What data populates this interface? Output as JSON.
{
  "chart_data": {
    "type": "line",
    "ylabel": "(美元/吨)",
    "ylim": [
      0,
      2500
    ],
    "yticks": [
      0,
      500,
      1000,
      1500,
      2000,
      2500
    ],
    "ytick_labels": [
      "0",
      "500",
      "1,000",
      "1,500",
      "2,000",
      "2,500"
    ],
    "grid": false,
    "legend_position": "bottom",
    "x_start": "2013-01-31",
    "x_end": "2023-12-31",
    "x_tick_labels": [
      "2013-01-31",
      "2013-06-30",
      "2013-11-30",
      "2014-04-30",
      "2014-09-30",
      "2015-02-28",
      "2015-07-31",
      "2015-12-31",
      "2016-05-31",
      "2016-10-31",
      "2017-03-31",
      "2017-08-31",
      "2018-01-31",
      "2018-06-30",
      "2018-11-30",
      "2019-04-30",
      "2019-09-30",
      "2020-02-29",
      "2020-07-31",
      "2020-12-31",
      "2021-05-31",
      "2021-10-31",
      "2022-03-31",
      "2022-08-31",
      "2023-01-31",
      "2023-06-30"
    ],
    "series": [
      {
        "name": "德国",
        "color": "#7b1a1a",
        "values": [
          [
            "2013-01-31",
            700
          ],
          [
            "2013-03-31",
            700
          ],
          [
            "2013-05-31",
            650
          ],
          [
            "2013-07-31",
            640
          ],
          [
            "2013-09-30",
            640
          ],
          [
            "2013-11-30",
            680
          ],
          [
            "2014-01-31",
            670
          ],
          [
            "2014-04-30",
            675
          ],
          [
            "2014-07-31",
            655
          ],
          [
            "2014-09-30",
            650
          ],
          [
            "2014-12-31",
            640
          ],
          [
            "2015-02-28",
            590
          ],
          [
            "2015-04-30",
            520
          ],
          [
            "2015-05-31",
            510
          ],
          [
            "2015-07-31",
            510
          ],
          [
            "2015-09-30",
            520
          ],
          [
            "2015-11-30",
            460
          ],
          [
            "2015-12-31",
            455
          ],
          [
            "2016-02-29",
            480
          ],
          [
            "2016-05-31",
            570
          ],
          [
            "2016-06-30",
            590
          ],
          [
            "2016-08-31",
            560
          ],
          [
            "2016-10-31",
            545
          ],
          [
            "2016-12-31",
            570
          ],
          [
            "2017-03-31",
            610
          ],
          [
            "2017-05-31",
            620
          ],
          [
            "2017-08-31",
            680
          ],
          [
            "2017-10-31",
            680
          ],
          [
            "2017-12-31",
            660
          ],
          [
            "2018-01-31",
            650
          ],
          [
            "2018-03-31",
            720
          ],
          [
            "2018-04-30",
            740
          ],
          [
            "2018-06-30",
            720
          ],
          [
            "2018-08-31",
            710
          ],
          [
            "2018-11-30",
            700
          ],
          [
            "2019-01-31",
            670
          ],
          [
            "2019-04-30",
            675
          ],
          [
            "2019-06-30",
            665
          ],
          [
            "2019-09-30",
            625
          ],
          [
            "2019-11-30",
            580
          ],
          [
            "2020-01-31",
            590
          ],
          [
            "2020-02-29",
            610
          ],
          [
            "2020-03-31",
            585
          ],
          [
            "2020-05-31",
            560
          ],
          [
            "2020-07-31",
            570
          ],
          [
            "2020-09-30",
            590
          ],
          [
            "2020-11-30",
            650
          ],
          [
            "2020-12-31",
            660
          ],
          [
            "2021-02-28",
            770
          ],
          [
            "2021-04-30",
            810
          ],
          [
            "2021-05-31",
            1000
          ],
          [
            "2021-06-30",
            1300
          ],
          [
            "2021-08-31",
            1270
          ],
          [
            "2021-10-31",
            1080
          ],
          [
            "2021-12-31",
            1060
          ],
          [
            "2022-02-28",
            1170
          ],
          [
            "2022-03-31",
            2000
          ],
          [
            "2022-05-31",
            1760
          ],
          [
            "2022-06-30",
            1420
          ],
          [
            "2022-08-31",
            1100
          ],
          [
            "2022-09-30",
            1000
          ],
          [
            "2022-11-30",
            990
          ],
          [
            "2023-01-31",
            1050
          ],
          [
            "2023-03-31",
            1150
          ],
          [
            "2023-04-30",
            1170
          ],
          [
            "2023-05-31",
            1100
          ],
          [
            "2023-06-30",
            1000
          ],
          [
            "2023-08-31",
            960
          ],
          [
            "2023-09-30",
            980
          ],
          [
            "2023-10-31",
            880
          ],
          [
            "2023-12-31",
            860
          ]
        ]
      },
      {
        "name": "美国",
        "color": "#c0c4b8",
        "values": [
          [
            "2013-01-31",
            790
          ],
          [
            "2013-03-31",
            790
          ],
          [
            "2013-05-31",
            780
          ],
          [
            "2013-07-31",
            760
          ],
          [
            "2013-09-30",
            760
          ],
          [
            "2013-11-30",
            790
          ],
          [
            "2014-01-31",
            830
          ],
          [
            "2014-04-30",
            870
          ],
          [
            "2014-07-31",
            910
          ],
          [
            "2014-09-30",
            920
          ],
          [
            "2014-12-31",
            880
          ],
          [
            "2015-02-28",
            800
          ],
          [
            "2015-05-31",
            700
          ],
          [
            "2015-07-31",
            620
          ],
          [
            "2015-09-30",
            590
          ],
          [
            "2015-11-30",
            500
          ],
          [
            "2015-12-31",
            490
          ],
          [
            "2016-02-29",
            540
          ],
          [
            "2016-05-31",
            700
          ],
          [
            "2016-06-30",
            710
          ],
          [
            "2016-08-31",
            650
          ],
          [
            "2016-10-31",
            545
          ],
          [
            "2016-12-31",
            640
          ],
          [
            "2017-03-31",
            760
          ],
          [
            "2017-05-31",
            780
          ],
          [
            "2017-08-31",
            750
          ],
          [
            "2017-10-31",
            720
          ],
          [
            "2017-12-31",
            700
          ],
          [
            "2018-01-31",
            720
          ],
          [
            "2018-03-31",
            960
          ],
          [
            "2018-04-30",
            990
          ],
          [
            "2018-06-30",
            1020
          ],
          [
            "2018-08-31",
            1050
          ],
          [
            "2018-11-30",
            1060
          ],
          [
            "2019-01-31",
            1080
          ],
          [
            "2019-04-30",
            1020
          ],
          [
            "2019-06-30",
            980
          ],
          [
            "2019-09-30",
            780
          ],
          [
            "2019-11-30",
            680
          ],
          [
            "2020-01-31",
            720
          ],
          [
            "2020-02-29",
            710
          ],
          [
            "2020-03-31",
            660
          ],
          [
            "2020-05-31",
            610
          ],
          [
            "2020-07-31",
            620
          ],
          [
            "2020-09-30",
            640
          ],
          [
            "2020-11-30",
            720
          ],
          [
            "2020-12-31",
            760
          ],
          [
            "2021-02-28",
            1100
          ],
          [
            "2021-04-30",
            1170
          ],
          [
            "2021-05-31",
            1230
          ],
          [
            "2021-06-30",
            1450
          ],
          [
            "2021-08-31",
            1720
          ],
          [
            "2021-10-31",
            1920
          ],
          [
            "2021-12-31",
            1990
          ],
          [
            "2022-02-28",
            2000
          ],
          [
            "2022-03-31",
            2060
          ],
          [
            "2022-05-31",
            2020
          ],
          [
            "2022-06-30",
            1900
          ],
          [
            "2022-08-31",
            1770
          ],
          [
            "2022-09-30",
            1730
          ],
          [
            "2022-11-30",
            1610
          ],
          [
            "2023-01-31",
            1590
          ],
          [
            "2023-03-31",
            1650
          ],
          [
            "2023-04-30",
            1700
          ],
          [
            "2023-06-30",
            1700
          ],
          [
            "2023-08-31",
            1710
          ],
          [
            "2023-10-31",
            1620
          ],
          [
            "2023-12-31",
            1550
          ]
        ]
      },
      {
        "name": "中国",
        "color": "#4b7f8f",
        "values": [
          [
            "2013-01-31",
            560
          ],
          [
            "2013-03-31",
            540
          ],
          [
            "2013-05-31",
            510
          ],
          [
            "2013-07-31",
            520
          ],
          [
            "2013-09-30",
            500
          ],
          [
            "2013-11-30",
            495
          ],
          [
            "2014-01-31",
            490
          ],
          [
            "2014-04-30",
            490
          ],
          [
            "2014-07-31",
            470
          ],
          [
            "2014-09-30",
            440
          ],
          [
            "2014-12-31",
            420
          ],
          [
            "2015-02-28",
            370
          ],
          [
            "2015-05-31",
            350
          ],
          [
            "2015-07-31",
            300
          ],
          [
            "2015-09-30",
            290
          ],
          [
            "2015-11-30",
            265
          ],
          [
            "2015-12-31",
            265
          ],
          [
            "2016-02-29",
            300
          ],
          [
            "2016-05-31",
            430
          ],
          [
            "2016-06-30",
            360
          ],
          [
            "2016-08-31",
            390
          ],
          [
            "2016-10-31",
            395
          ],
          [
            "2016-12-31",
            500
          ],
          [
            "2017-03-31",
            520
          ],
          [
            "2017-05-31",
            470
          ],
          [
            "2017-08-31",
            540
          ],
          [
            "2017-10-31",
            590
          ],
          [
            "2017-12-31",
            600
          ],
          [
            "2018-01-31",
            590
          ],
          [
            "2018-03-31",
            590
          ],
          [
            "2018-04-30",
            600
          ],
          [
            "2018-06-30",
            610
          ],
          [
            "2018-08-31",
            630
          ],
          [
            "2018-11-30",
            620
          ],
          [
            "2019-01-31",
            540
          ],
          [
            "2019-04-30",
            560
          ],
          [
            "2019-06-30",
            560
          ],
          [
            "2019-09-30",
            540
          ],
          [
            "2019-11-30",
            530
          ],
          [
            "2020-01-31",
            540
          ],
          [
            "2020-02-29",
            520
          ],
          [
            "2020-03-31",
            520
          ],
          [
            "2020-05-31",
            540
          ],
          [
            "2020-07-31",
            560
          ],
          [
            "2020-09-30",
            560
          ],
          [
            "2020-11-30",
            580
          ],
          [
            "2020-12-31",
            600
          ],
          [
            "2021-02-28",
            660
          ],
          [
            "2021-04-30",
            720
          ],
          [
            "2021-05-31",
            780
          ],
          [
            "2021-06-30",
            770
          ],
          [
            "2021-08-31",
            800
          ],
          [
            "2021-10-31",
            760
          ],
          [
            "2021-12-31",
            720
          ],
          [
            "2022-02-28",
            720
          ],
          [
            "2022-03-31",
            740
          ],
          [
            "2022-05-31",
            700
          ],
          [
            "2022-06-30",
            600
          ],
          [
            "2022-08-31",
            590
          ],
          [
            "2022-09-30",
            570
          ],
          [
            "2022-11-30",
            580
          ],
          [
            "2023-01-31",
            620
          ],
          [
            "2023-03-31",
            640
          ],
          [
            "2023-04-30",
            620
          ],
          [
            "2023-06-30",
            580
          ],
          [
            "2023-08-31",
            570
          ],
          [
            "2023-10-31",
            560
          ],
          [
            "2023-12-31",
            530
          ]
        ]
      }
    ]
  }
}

========================================

### Challenge:
Return all lines of the material above in which the word "color" occurs.

### Result for this exercise:
        "color": "#7b1a1a",
        "color": "#c0c4b8",
        "color": "#4b7f8f",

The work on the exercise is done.